→ **PROBLEM TO WORK ON**: Copy each line below in which the string "left" occurs.

Stored data entries:

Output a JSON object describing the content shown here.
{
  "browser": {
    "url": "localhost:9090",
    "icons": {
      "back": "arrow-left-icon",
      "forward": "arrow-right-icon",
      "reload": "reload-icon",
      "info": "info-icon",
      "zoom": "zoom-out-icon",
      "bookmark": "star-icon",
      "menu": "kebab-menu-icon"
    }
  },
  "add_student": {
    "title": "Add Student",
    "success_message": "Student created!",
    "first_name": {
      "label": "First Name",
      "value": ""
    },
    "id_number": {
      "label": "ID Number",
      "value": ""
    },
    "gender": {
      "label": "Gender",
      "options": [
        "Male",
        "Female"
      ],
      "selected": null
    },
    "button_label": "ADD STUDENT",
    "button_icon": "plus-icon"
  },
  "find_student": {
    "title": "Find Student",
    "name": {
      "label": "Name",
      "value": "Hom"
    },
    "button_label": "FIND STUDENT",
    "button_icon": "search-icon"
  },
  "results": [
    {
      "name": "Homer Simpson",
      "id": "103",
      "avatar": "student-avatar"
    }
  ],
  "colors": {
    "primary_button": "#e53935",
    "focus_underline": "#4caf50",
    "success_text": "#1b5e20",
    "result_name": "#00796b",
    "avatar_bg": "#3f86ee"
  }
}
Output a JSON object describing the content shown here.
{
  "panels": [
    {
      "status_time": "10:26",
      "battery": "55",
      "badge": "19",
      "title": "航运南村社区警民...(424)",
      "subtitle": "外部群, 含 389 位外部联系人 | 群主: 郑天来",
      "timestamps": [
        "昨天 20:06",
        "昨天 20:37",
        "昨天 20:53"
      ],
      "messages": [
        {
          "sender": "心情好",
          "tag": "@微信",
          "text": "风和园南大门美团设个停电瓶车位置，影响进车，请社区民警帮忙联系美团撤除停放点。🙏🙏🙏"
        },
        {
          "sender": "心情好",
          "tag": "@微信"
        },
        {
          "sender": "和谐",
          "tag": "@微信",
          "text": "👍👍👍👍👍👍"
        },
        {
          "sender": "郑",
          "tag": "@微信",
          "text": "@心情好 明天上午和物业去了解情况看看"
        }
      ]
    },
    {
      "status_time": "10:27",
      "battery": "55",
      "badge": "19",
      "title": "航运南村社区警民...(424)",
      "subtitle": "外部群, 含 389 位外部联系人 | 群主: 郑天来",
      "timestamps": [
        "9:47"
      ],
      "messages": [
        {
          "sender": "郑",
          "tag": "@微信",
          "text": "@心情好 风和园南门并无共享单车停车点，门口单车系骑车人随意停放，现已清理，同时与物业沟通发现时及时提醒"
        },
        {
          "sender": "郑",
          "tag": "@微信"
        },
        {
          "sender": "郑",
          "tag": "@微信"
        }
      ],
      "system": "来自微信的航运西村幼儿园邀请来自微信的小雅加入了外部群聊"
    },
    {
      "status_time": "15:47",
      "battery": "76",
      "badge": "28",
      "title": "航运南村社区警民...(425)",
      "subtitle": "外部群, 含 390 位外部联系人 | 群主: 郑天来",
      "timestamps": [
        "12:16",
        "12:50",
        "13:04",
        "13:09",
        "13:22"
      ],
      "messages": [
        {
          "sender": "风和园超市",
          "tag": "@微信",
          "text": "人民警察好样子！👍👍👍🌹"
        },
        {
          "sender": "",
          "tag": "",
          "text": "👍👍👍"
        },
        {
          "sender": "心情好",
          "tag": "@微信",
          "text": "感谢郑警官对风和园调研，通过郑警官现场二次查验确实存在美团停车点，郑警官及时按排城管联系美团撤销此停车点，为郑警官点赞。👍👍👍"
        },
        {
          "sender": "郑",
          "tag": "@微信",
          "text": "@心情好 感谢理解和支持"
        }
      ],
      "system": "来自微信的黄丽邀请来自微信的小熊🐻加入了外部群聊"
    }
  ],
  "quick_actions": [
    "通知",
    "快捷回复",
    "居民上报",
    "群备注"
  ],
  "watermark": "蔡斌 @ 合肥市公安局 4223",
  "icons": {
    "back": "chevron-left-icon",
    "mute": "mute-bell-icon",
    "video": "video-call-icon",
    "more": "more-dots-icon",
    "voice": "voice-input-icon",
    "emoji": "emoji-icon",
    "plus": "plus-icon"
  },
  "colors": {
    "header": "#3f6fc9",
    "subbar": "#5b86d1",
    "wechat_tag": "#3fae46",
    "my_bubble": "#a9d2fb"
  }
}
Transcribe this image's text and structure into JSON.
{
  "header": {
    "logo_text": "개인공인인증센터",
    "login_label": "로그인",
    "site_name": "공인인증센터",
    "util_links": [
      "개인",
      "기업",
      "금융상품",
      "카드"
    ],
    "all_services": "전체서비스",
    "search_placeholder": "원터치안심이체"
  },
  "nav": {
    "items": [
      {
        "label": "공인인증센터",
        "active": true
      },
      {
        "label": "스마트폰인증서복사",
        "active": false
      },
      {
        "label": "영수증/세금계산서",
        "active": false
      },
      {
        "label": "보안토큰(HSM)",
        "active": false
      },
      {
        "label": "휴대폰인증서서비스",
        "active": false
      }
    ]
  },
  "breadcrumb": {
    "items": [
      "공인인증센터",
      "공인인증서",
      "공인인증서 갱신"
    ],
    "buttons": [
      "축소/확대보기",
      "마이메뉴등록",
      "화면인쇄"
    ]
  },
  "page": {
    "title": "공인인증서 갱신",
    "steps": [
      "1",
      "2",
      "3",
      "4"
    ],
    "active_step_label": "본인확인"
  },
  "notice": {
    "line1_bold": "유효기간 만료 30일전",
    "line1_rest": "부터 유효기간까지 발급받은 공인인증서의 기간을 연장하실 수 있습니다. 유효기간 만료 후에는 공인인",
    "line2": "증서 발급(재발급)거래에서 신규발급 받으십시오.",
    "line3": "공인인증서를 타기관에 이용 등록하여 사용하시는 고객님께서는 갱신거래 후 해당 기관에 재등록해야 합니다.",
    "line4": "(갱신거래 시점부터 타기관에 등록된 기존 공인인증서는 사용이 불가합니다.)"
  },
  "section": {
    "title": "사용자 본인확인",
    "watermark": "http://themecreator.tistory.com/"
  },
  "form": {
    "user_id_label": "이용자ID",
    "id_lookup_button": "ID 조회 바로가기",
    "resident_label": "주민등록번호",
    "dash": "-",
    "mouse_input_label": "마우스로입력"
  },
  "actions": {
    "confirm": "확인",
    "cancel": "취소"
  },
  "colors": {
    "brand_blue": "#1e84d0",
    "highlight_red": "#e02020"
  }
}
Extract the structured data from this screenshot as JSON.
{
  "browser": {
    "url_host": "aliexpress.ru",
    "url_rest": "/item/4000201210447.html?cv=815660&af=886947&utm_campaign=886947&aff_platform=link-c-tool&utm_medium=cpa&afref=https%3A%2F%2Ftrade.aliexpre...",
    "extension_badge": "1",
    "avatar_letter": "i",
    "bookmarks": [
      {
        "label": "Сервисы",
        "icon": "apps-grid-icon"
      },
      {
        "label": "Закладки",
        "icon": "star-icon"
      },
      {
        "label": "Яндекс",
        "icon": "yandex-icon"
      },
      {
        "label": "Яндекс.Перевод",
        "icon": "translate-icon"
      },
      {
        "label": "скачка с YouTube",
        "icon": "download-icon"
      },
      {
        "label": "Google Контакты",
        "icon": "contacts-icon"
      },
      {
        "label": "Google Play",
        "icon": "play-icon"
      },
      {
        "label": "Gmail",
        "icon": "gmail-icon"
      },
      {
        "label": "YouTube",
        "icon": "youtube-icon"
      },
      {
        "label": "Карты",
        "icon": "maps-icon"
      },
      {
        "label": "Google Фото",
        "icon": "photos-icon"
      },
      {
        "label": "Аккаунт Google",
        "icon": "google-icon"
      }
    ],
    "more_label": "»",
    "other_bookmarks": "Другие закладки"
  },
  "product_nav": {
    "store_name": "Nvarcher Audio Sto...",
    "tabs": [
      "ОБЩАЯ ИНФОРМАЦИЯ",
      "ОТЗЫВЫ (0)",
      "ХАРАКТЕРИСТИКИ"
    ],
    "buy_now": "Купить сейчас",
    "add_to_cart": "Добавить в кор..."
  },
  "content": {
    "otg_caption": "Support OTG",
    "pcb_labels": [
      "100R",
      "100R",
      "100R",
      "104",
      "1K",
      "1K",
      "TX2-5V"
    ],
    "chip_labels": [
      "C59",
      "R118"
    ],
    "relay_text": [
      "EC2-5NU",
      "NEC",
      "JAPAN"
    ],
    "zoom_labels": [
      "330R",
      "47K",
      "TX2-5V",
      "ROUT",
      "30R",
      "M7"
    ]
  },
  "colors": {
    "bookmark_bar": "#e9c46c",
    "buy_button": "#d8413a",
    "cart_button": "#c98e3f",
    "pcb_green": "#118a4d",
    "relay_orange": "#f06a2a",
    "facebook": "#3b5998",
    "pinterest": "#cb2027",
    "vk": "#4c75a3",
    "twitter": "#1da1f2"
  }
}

→ **CORRECT RESPONSE**:
      "back": "arrow-left-icon",
    "back": "chevron-left-icon",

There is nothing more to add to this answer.